Supplied entries
-=-=-

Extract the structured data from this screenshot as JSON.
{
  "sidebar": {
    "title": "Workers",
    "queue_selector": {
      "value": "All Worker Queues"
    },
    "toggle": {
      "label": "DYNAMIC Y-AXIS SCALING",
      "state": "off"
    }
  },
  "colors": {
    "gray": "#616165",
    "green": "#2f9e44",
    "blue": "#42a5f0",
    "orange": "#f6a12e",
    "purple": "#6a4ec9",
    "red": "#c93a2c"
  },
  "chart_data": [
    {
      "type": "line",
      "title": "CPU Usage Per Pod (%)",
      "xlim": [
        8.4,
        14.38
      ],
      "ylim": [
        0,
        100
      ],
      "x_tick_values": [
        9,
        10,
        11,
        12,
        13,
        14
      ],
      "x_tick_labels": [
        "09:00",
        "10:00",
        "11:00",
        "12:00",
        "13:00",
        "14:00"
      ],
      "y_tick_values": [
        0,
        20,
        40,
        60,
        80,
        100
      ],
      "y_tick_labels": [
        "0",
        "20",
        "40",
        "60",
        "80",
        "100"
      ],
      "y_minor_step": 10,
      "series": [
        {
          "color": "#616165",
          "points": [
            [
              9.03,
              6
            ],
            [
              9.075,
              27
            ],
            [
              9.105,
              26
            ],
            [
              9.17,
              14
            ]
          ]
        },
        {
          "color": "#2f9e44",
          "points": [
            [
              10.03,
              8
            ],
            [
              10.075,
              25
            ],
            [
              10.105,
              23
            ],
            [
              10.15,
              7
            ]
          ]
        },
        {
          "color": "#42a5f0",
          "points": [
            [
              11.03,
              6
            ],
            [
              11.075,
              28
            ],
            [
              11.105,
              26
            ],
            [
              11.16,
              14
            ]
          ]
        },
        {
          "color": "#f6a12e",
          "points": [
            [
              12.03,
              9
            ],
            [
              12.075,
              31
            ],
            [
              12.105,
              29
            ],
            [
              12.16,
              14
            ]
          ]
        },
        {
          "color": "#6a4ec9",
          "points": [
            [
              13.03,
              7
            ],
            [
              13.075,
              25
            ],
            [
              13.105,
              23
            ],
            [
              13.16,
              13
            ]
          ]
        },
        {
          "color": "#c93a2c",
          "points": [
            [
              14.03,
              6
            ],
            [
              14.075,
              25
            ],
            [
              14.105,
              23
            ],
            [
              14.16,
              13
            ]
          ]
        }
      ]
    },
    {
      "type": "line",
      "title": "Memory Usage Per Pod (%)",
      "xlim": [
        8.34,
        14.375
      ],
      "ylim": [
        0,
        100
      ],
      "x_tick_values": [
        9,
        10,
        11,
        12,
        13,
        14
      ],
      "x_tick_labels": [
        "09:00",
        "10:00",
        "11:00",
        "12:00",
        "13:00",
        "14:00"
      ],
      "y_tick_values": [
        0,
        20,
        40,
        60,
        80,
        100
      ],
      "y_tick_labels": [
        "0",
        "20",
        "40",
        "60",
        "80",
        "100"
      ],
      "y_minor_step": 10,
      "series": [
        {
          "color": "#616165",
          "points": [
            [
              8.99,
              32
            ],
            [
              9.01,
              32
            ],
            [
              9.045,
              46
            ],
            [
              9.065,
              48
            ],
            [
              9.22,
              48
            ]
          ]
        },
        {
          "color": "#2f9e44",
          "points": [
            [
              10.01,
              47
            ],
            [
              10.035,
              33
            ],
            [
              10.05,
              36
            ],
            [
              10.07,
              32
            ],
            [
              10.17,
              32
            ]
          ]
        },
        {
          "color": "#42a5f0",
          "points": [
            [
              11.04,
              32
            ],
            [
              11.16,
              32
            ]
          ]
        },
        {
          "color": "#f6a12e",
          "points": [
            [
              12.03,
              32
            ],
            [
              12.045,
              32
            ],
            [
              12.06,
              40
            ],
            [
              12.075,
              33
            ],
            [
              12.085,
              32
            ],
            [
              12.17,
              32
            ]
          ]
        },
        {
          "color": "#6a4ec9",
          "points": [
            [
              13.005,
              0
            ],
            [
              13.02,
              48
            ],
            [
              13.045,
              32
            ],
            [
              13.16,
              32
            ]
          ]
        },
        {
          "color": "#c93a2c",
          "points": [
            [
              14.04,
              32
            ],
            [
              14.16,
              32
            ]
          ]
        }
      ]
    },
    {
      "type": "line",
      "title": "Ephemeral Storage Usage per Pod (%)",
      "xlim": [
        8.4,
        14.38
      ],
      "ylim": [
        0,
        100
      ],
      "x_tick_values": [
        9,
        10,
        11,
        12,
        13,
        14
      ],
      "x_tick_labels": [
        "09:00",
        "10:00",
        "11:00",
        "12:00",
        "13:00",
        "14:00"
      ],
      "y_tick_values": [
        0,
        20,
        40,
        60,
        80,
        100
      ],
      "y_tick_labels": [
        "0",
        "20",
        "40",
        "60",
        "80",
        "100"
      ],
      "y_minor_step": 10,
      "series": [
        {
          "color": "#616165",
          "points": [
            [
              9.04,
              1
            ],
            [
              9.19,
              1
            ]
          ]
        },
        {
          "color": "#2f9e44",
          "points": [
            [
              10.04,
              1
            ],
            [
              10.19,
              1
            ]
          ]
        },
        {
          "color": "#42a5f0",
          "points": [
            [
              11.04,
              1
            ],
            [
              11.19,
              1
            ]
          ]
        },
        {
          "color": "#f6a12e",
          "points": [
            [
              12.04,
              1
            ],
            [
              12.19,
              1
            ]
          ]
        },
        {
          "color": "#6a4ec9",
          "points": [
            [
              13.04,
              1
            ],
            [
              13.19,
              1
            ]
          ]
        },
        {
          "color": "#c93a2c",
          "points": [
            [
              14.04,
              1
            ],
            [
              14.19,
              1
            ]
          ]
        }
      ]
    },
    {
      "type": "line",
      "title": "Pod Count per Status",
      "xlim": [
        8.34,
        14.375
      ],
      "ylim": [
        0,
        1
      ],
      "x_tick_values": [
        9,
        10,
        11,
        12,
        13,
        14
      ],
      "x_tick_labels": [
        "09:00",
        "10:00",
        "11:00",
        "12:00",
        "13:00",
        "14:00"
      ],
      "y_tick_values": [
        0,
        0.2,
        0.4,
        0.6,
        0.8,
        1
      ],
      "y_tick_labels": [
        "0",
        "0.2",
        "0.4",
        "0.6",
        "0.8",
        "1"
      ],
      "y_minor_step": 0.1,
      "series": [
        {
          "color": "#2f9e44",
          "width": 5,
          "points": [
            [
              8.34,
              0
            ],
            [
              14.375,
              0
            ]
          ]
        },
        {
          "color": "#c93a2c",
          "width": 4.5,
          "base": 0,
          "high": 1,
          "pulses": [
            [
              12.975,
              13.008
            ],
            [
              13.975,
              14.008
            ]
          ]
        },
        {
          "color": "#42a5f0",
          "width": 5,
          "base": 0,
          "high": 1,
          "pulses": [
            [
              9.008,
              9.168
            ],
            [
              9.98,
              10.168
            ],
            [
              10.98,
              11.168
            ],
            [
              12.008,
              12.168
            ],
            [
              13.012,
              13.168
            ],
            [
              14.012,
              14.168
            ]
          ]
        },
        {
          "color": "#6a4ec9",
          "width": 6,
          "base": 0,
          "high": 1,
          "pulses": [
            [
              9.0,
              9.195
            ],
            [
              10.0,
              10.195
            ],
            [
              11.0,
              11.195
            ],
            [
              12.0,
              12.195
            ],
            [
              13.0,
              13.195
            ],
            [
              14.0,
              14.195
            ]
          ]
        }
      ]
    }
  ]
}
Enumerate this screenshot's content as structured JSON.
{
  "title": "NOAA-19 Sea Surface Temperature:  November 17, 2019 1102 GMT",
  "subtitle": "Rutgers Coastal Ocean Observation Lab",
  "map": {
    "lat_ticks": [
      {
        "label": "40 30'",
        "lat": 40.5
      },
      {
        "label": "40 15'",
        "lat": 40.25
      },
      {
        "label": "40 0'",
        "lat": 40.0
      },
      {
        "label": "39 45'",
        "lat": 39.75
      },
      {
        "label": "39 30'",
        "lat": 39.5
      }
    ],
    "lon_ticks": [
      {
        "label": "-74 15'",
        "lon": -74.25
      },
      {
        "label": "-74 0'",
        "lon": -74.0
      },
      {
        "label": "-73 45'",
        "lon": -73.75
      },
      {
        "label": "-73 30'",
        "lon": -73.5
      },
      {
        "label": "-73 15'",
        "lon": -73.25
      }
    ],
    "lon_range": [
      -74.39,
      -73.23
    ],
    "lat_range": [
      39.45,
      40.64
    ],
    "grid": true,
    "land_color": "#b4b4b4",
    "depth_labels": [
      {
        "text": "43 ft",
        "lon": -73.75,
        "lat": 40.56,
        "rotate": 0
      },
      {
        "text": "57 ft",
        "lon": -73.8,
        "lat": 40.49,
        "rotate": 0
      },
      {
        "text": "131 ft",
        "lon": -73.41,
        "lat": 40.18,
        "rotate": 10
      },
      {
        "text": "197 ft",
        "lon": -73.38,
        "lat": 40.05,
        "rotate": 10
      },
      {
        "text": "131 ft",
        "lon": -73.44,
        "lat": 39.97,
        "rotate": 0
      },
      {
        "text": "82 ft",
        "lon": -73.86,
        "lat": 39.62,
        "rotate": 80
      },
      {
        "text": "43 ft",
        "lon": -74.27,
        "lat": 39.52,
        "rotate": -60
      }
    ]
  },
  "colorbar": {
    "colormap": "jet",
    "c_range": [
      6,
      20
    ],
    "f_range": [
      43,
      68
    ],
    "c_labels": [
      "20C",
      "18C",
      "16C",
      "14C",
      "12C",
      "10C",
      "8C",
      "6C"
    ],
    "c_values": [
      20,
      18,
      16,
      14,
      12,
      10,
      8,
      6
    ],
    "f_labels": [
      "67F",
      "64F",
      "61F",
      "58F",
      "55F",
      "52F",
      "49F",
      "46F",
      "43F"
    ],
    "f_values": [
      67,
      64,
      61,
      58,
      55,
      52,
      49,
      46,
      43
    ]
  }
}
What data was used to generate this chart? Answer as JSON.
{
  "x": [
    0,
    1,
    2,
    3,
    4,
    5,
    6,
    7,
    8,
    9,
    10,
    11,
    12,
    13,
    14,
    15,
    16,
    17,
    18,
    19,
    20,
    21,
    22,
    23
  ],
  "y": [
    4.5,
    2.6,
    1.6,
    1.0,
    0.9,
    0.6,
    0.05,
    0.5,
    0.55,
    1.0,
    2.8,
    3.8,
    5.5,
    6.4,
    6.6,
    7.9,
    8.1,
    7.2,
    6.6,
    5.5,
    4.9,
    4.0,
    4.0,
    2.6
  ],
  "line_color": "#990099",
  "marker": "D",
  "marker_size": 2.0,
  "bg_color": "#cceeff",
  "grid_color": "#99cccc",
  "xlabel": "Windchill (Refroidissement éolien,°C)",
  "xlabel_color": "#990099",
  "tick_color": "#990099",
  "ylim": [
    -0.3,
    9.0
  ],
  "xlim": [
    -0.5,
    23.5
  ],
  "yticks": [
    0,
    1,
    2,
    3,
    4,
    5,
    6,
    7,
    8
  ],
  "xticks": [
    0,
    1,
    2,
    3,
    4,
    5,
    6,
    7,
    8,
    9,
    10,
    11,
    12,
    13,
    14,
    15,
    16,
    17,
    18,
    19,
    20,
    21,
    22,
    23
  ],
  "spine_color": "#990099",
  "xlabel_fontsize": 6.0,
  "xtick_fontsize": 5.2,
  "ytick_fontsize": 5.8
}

-=-=-

Return only the lines running from the line with "What data was" to the last line of the records, both included, exactly as written.

What data was used to generate this chart? Answer as JSON.
{
  "x": [
    0,
    1,
    2,
    3,
    4,
    5,
    6,
    7,
    8,
    9,
    10,
    11,
    12,
    13,
    14,
    15,
    16,
    17,
    18,
    19,
    20,
    21,
    22,
    23
  ],
  "y": [
    4.5,
    2.6,
    1.6,
    1.0,
    0.9,
    0.6,
    0.05,
    0.5,
    0.55,
    1.0,
    2.8,
    3.8,
    5.5,
    6.4,
    6.6,
    7.9,
    8.1,
    7.2,
    6.6,
    5.5,
    4.9,
    4.0,
    4.0,
    2.6
  ],
  "line_color": "#990099",
  "marker": "D",
  "marker_size": 2.0,
  "bg_color": "#cceeff",
  "grid_color": "#99cccc",
  "xlabel": "Windchill (Refroidissement éolien,°C)",
  "xlabel_color": "#990099",
  "tick_color": "#990099",
  "ylim": [
    -0.3,
    9.0
  ],
  "xlim": [
    -0.5,
    23.5
  ],
  "yticks": [
    0,
    1,
    2,
    3,
    4,
    5,
    6,
    7,
    8
  ],
  "xticks": [
    0,
    1,
    2,
    3,
    4,
    5,
    6,
    7,
    8,
    9,
    10,
    11,
    12,
    13,
    14,
    15,
    16,
    17,
    18,
    19,
    20,
    21,
    22,
    23
  ],
  "spine_color": "#990099",
  "xlabel_fontsize": 6.0,
  "xtick_fontsize": 5.2,
  "ytick_fontsize": 5.8
}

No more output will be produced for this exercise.